The exercise
Can you find the lines of the listing that include "says" and copy every one?
·····
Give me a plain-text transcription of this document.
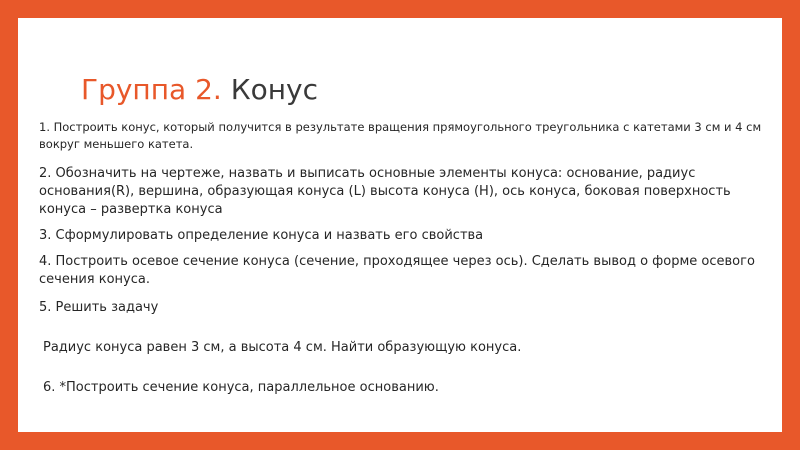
Группа 2. Конус

1. Построить конус, который получится в результате вращения прямоугольного треугольника с катетами 3 см и 4 см вокруг меньшего катета.

2. Обозначить на чертеже, назвать и выписать основные элементы конуса: основание, радиус основания(R), вершина, образующая конуса (L) высота конуса (H), ось конуса, боковая поверхность конуса – развертка конуса

3. Сформулировать определение конуса и назвать его свойства

4. Построить осевое сечение конуса (сечение, проходящее через ось). Сделать вывод о форме осевого сечения конуса.

5. Решить задачу

Радиус конуса равен 3 см, а высота 4 см. Найти образующую конуса.

6. *Построить сечение конуса, параллельное основанию.
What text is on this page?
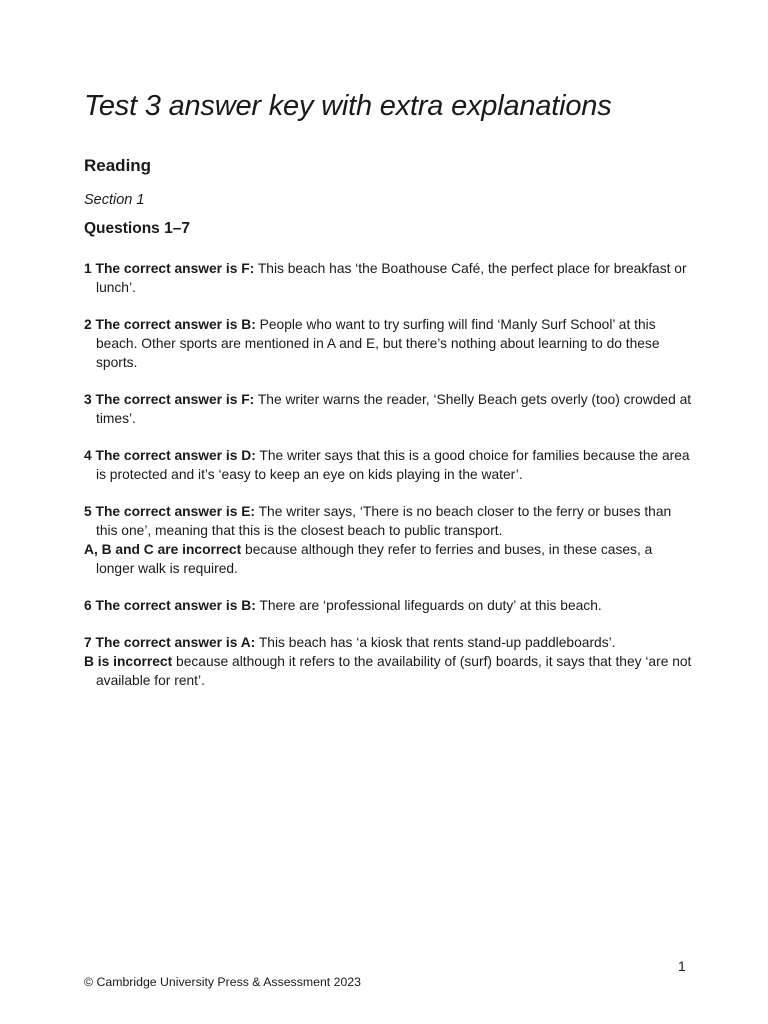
Test 3 answer key with extra explanations
Reading

Section 1

Questions 1–7
1 The correct answer is F: This beach has ‘the Boathouse Café, the perfect place for breakfast or lunch’.
2 The correct answer is B: People who want to try surfing will find ‘Manly Surf School’ at this beach. Other sports are mentioned in A and E, but there’s nothing about learning to do these sports.
3 The correct answer is F: The writer warns the reader, ‘Shelly Beach gets overly (too) crowded at times’.
4 The correct answer is D: The writer says that this is a good choice for families because the area is protected and it’s ‘easy to keep an eye on kids playing in the water’.
5 The correct answer is E: The writer says, ‘There is no beach closer to the ferry or buses than this one’, meaning that this is the closest beach to public transport.
A, B and C are incorrect because although they refer to ferries and buses, in these cases, a longer walk is required.
6 The correct answer is B: There are ‘professional lifeguards on duty’ at this beach.
7 The correct answer is A: This beach has ‘a kiosk that rents stand-up paddleboards’.
B is incorrect because although it refers to the availability of (surf) boards, it says that they ‘are not available for rent’.
1
© Cambridge University Press & Assessment 2023
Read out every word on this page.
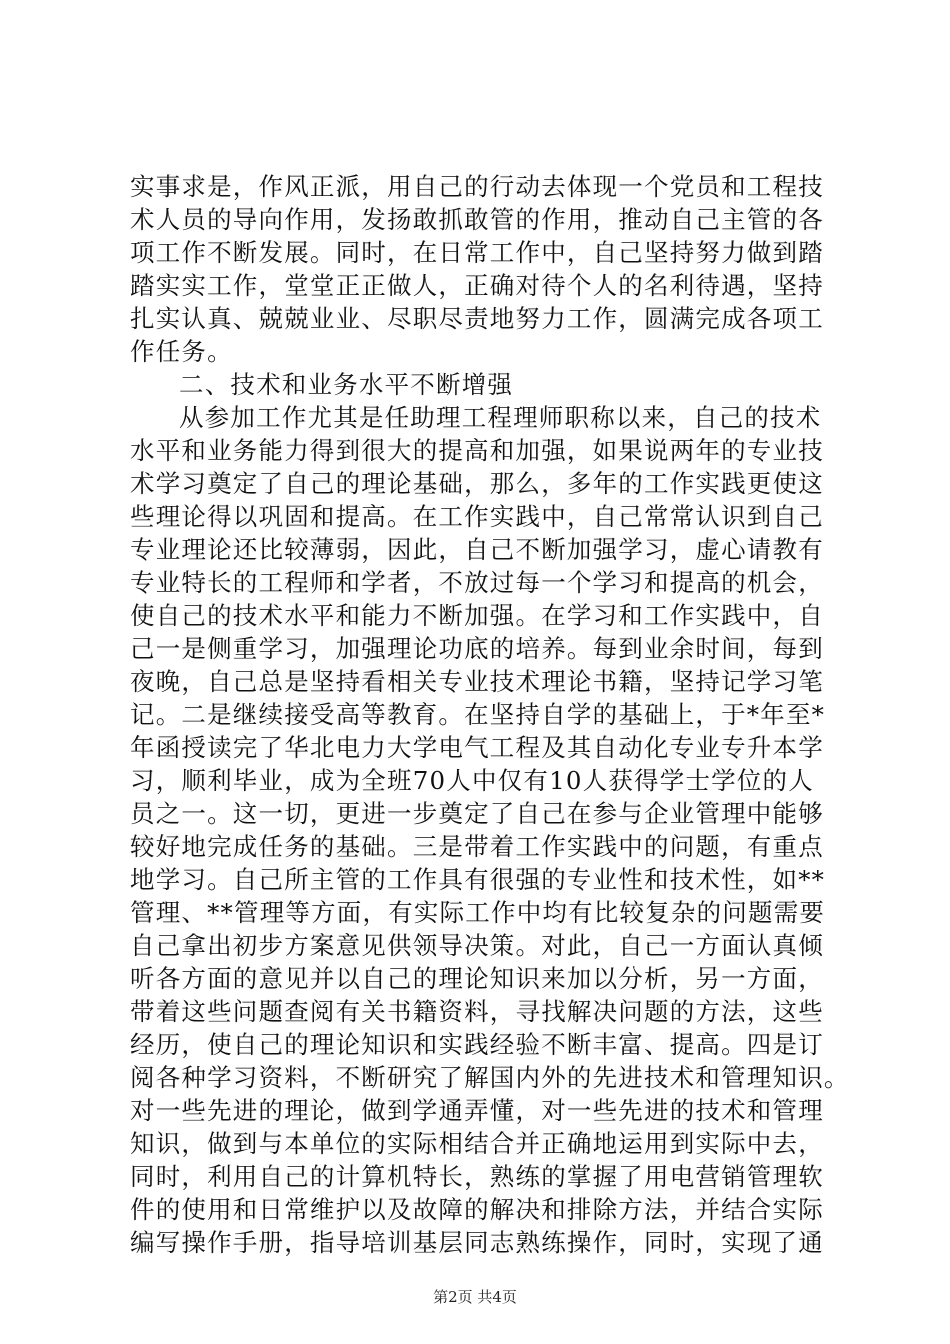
实事求是，作风正派，用自己的行动去体现一个党员和工程技
术人员的导向作用，发扬敢抓敢管的作用，推动自己主管的各
项工作不断发展。同时，在日常工作中，自己坚持努力做到踏
踏实实工作，堂堂正正做人，正确对待个人的名利待遇，坚持
扎实认真、兢兢业业、尽职尽责地努力工作，圆满完成各项工
作任务。
二、技术和业务水平不断增强
从参加工作尤其是任助理工程理师职称以来，自己的技术
水平和业务能力得到很大的提高和加强，如果说两年的专业技
术学习奠定了自己的理论基础，那么，多年的工作实践更使这
些理论得以巩固和提高。在工作实践中，自己常常认识到自己
专业理论还比较薄弱，因此，自己不断加强学习，虚心请教有
专业特长的工程师和学者，不放过每一个学习和提高的机会，
使自己的技术水平和能力不断加强。在学习和工作实践中，自
己一是侧重学习，加强理论功底的培养。每到业余时间，每到
夜晚，自己总是坚持看相关专业技术理论书籍，坚持记学习笔
记。二是继续接受高等教育。在坚持自学的基础上，于*年至*
年函授读完了华北电力大学电气工程及其自动化专业专升本学
习，顺利毕业，成为全班70人中仅有10人获得学士学位的人
员之一。这一切，更进一步奠定了自己在参与企业管理中能够
较好地完成任务的基础。三是带着工作实践中的问题，有重点
地学习。自己所主管的工作具有很强的专业性和技术性，如**
管理、**管理等方面，有实际工作中均有比较复杂的问题需要
自己拿出初步方案意见供领导决策。对此，自己一方面认真倾
听各方面的意见并以自己的理论知识来加以分析，另一方面，
带着这些问题查阅有关书籍资料，寻找解决问题的方法，这些
经历，使自己的理论知识和实践经验不断丰富、提高。四是订
阅各种学习资料，不断研究了解国内外的先进技术和管理知识。
对一些先进的理论，做到学通弄懂，对一些先进的技术和管理
知识，做到与本单位的实际相结合并正确地运用到实际中去，
同时，利用自己的计算机特长，熟练的掌握了用电营销管理软
件的使用和日常维护以及故障的解决和排除方法，并结合实际
编写操作手册，指导培训基层同志熟练操作，同时，实现了通
第2页 共4页
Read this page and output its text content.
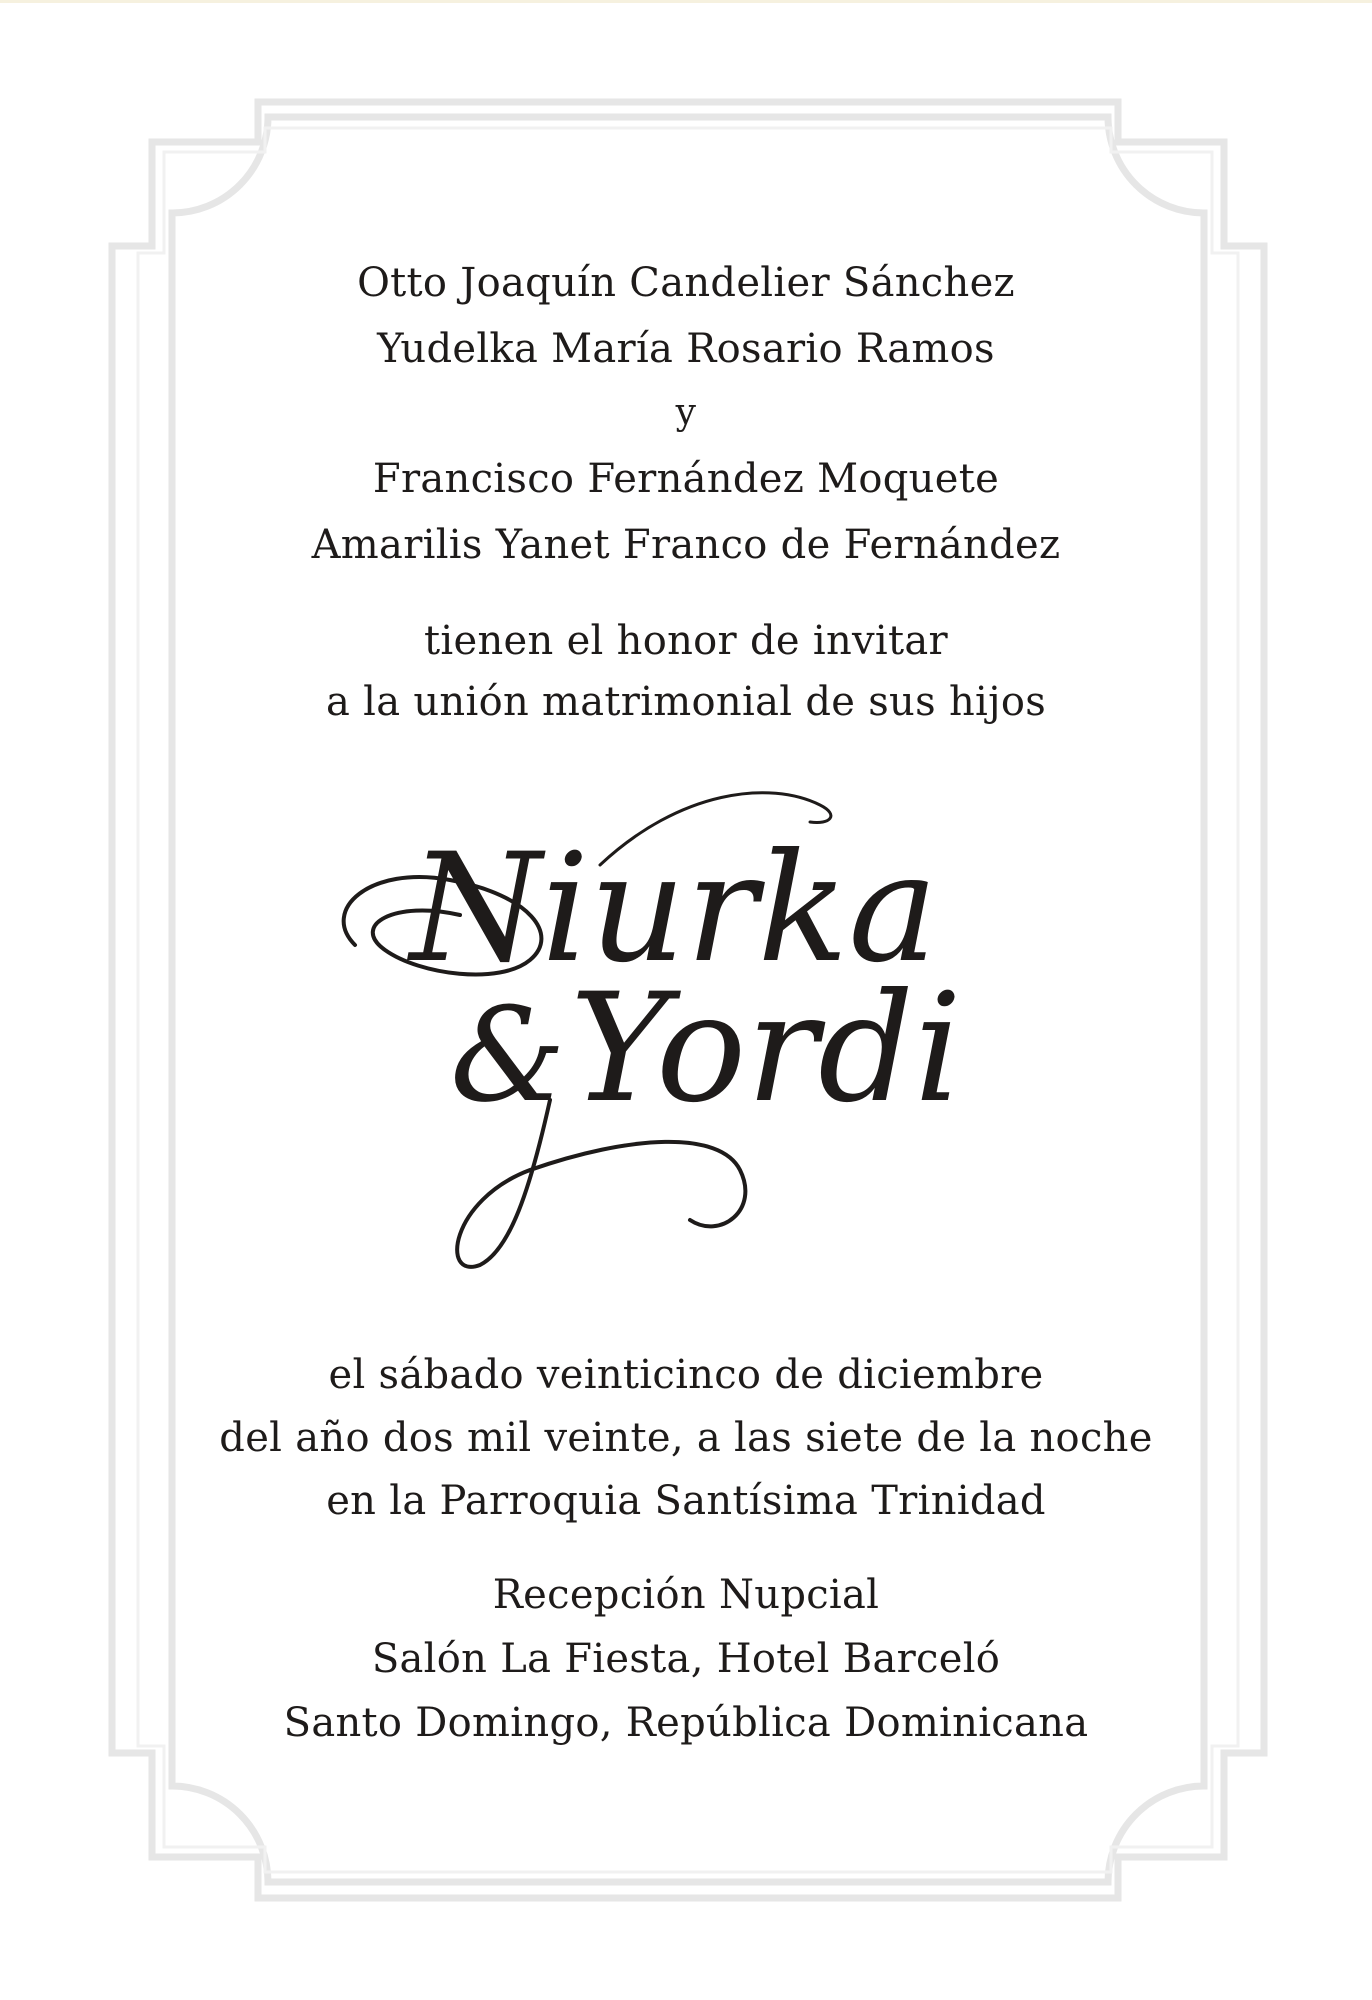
Otto Joaquín Candelier Sánchez
Yudelka María Rosario Ramos
y
Francisco Fernández Moquete
Amarilis Yanet Franco de Fernández
tienen el honor de invitar
a la unión matrimonial de sus hijos
Niurka
& Yordi
el sábado veinticinco de diciembre
del año dos mil veinte, a las siete de la noche
en la Parroquia Santísima Trinidad
Recepción Nupcial
Salón La Fiesta, Hotel Barceló
Santo Domingo, República Dominicana
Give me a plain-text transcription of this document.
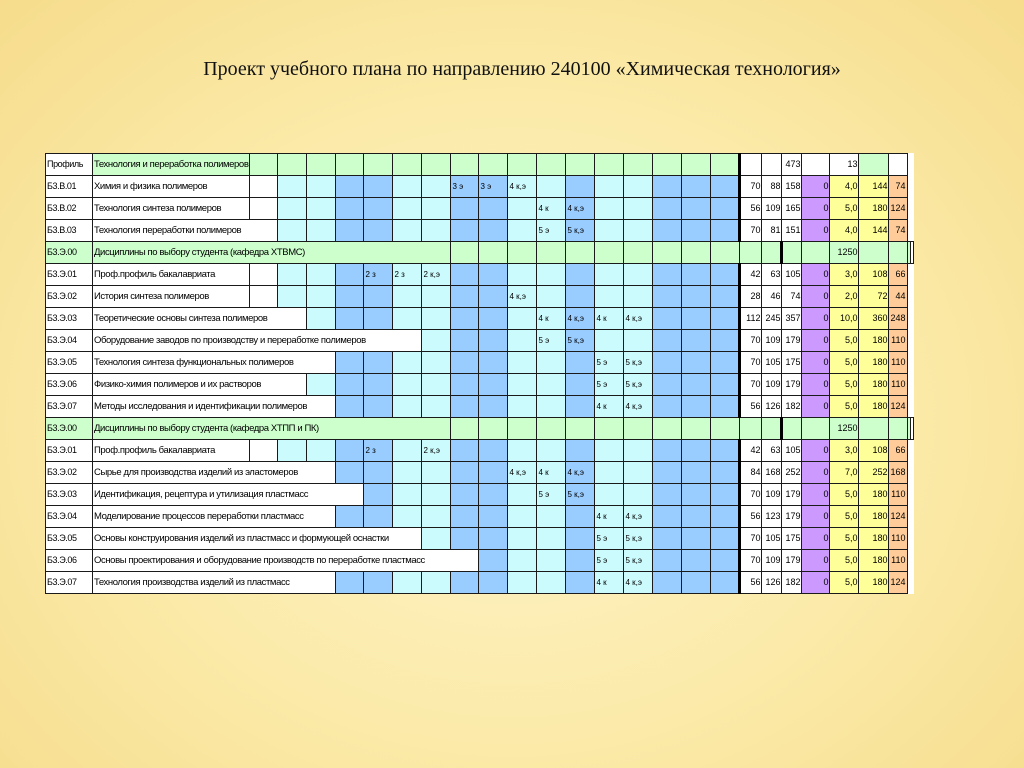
Проект учебного плана по направлению 240100 «Химическая технология»
Профиль	Технология и переработка полимеров																				473		13				
Б3.В.01	Химия и физика полимеров								3 э	3 э	4 к,э								70	88	158	0	4,0	144	74		
Б3.В.02	Технология синтеза полимеров											4 к	4 к,э						56	109	165	0	5,0	180	124		
Б3.В.03	Технология переработки полимеров											5 э	5 к,э						70	81	151	0	4,0	144	74		
Б3.Э.00	Дисциплины по выбору студента (кафедра ХТВМС)																						1250				
Б3.Э.01	Проф.профиль бакалавриата					2 з	2 з	2 к,э											42	63	105	0	3,0	108	66		
Б3.Э.02	История синтеза полимеров										4 к,э								28	46	74	0	2,0	72	44		
Б3.Э.03	Теоретические основы синтеза полимеров											4 к	4 к,э	4 к	4 к,э				112	245	357	0	10,0	360	248		
Б3.Э.04	Оборудование заводов по производству и переработке полимеров											5 э	5 к,э						70	109	179	0	5,0	180	110		
Б3.Э.05	Технология синтеза функциональных полимеров													5 э	5 к,э				70	105	175	0	5,0	180	110		
Б3.Э.06	Физико-химия полимеров и их растворов													5 э	5 к,э				70	109	179	0	5,0	180	110		
Б3.Э.07	Методы исследования и идентификации полимеров													4 к	4 к,э				56	126	182	0	5,0	180	124		
Б3.Э.00	Дисциплины по выбору студента (кафедра ХТПП и ПК)																						1250				
Б3.Э.01	Проф.профиль бакалавриата					2 з		2 к,э											42	63	105	0	3,0	108	66		
Б3.Э.02	Сырье для производства изделий из эластомеров										4 к,э	4 к	4 к,э						84	168	252	0	7,0	252	168		
Б3.Э.03	Идентификация, рецептура и утилизация пластмасс											5 э	5 к,э						70	109	179	0	5,0	180	110		
Б3.Э.04	Моделирование процессов переработки пластмасс													4 к	4 к,э				56	123	179	0	5,0	180	124		
Б3.Э.05	Основы конструирования изделий из пластмасс и формующей оснастки													5 э	5 к,э				70	105	175	0	5,0	180	110		
Б3.Э.06	Основы проектирования и оборудование производств по переработке пластмасс													5 э	5 к,э				70	109	179	0	5,0	180	110		
Б3.Э.07	Технология производства изделий из пластмасс													4 к	4 к,э				56	126	182	0	5,0	180	124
·····
Full output
4 The correct answer is D: The writer says that this is a good choice for families because the area is protected and it’s ‘easy to keep an eye on kids playing in the water’.
5 The correct answer is E: The writer says, ‘There is no beach closer to the ferry or buses than this one’, meaning that this is the closest beach to public transport.
B is incorrect because although it refers to the availability of (surf) boards, it says that they ‘are not available for rent’.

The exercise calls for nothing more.